__To do__
Locate the string "questions" in the listing below. Copy every line where it is found.

__Extracted records__
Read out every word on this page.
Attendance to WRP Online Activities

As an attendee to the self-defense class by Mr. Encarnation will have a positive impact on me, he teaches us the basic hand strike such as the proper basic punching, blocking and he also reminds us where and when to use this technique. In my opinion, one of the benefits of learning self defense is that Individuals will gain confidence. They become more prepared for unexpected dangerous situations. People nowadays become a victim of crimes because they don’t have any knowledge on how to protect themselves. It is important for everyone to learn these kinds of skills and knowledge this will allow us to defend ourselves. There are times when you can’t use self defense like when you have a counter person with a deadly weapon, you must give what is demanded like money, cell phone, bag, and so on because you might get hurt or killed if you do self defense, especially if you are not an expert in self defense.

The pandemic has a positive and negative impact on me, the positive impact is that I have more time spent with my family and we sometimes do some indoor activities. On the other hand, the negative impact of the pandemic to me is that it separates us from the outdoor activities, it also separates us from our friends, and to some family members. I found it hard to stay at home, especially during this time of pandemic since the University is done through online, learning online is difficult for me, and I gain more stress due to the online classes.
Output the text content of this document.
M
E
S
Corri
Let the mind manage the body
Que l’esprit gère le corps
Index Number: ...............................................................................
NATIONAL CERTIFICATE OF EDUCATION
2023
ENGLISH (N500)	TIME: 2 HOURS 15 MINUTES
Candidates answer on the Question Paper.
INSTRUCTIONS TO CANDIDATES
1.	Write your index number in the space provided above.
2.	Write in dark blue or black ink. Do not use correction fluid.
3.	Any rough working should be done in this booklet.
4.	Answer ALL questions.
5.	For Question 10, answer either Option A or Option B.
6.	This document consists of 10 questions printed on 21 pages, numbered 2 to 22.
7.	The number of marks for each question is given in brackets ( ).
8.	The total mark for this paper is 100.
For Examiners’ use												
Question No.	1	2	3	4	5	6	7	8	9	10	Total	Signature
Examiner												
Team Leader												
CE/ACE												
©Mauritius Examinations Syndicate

__Exercise result__
4.	Answer ALL questions.
6.	This document consists of 10 questions printed on 21 pages, numbered 2 to 22.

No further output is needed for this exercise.